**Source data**
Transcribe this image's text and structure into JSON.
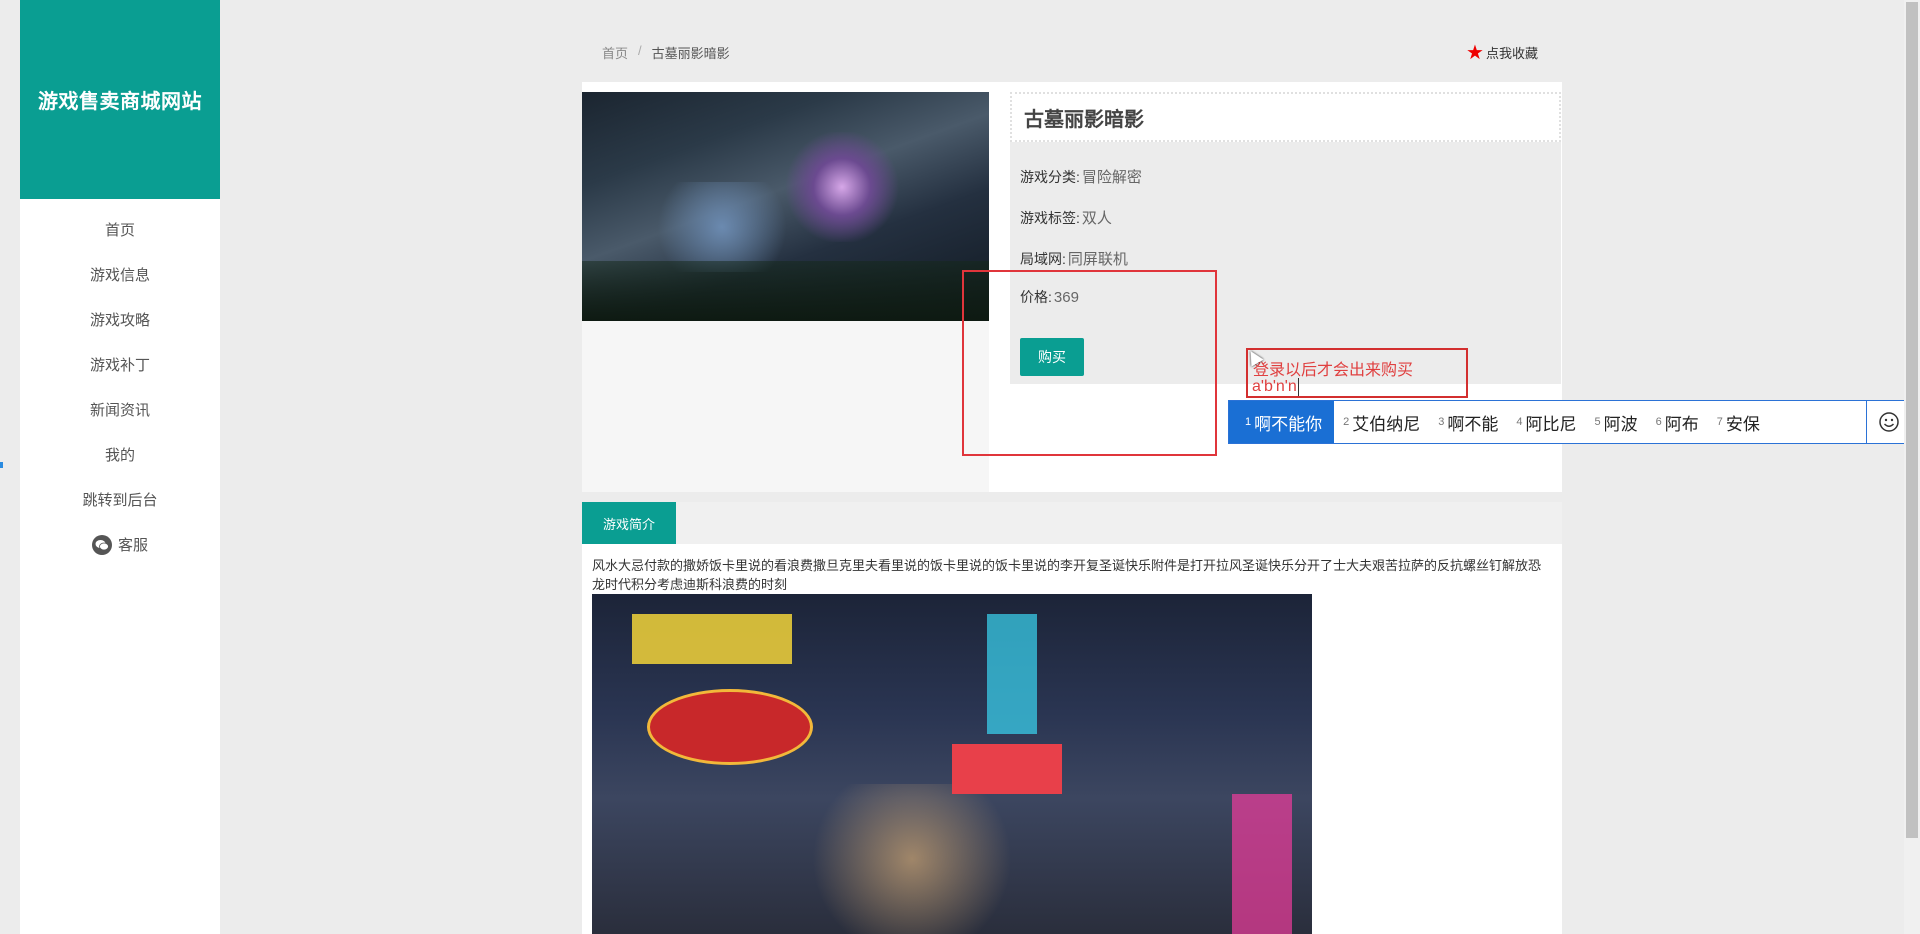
{
  "site": {
    "brand": "游戏售卖商城网站"
  },
  "nav": {
    "items": [
      {
        "label": "首页"
      },
      {
        "label": "游戏信息"
      },
      {
        "label": "游戏攻略"
      },
      {
        "label": "游戏补丁"
      },
      {
        "label": "新闻资讯"
      },
      {
        "label": "我的"
      },
      {
        "label": "跳转到后台"
      }
    ],
    "service_label": "客服"
  },
  "breadcrumb": {
    "home": "首页",
    "separator": "/",
    "current": "古墓丽影暗影"
  },
  "favorite": {
    "label": "点我收藏",
    "icon": "star-icon",
    "color": "#e00000"
  },
  "game": {
    "title": "古墓丽影暗影",
    "category_label": "游戏分类:",
    "category": "冒险解密",
    "tag_label": "游戏标签:",
    "tag": "双人",
    "lan_label": "局域网:",
    "lan": "同屏联机",
    "price_label": "价格:",
    "price": "369",
    "buy_label": "购买"
  },
  "annotation": {
    "note": "登录以后才会出来购买",
    "typed_text": "a'b'n'n"
  },
  "ime": {
    "candidates": [
      {
        "num": "1",
        "text": "啊不能你"
      },
      {
        "num": "2",
        "text": "艾伯纳尼"
      },
      {
        "num": "3",
        "text": "啊不能"
      },
      {
        "num": "4",
        "text": "阿比尼"
      },
      {
        "num": "5",
        "text": "阿波"
      },
      {
        "num": "6",
        "text": "阿布"
      },
      {
        "num": "7",
        "text": "安保"
      }
    ],
    "emoji_icon": "smiley-icon"
  },
  "intro": {
    "tab_label": "游戏简介",
    "description": "风水大忌付款的撒娇饭卡里说的看浪费撒旦克里夫看里说的饭卡里说的饭卡里说的李开复圣诞快乐附件是打开拉风圣诞快乐分开了士大夫艰苦拉萨的反抗螺丝钉解放恐龙时代积分考虑迪斯科浪费的时刻"
  },
  "colors": {
    "accent": "#0a9e92",
    "annotation_red": "#e0353b",
    "ime_blue": "#1a6fd4"
  }
}
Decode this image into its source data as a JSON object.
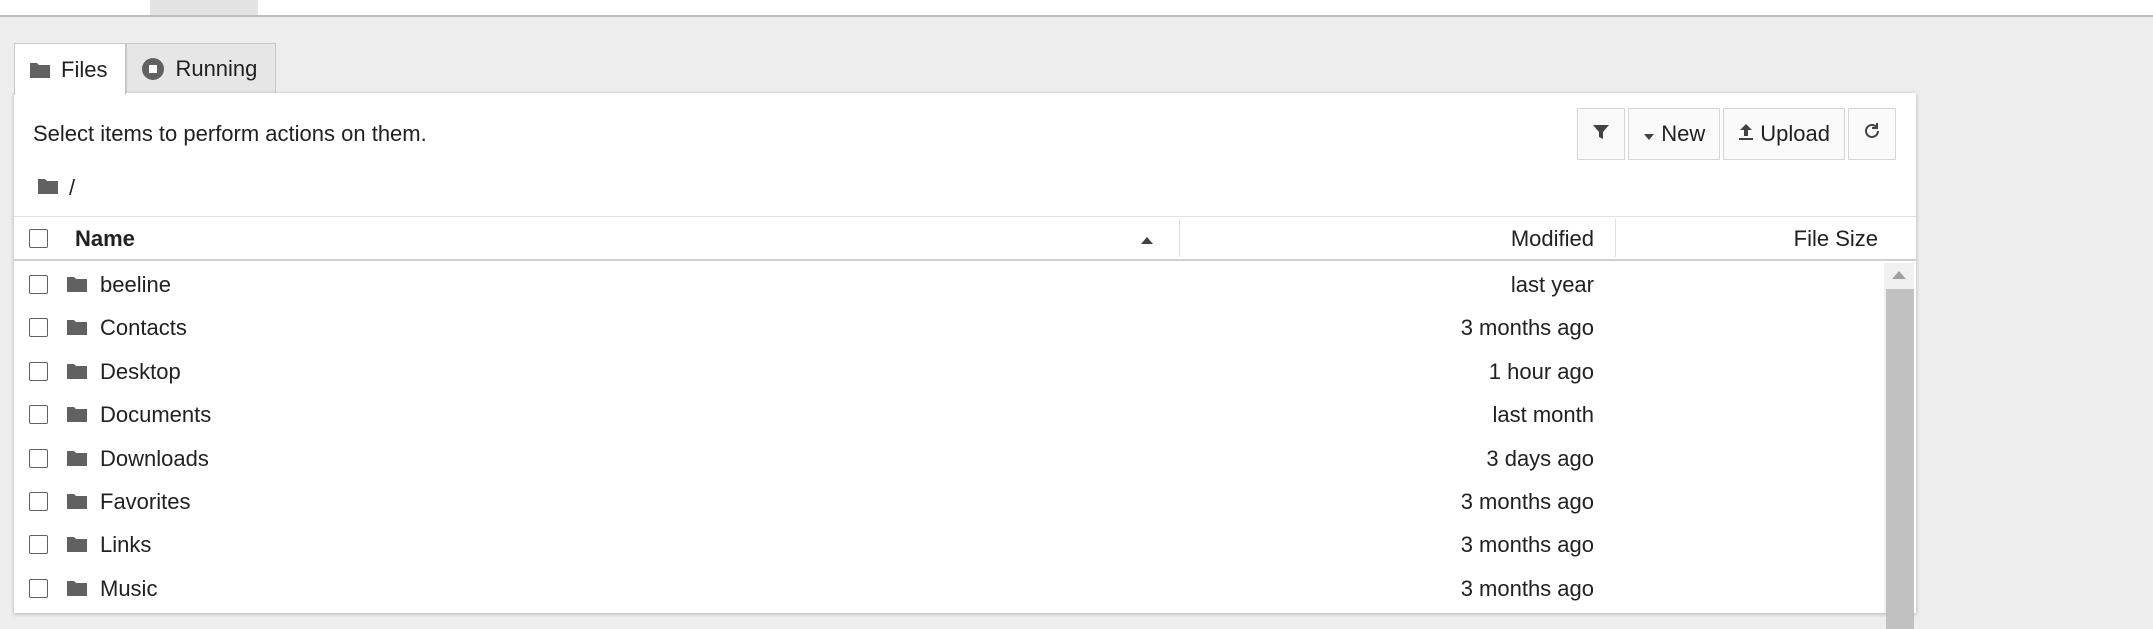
{
  "tabs": [
    {
      "label": "Files",
      "icon": "folder-icon",
      "active": true
    },
    {
      "label": "Running",
      "icon": "stop-circle-icon",
      "active": false
    }
  ],
  "toolbar": {
    "info_text": "Select items to perform actions on them.",
    "new_label": "New",
    "upload_label": "Upload"
  },
  "breadcrumb": {
    "path": "/"
  },
  "table": {
    "columns": {
      "name": "Name",
      "modified": "Modified",
      "file_size": "File Size"
    },
    "rows": [
      {
        "name": "beeline",
        "modified": "last year"
      },
      {
        "name": "Contacts",
        "modified": "3 months ago"
      },
      {
        "name": "Desktop",
        "modified": "1 hour ago"
      },
      {
        "name": "Documents",
        "modified": "last month"
      },
      {
        "name": "Downloads",
        "modified": "3 days ago"
      },
      {
        "name": "Favorites",
        "modified": "3 months ago"
      },
      {
        "name": "Links",
        "modified": "3 months ago"
      },
      {
        "name": "Music",
        "modified": "3 months ago"
      }
    ]
  },
  "colors": {
    "background": "#eeeeee",
    "icon": "#616161"
  }
}
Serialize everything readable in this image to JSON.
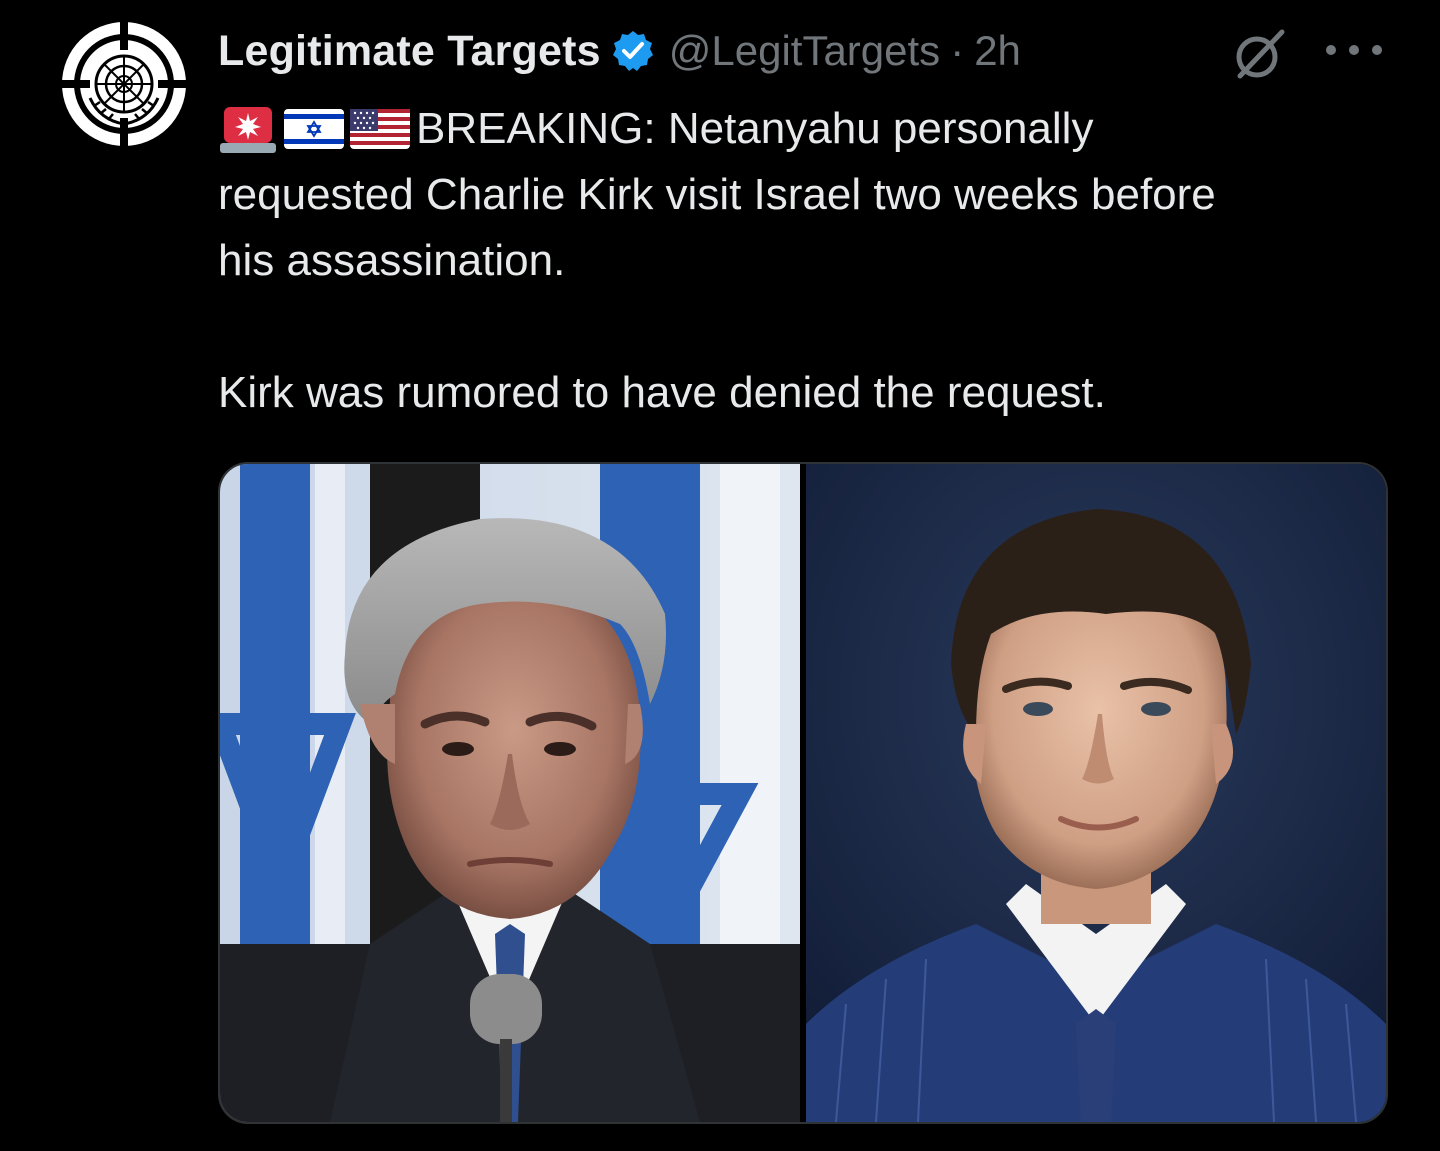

**TASK TO COMPLETE**
Check each line above for the word "this" and copy the ones that have it.

**FINAL RESULT**
Transcribe this image's text and structure into JSON.
Decode this image into its source data as a JSON object.
Serialize everything readable in this image to JSON.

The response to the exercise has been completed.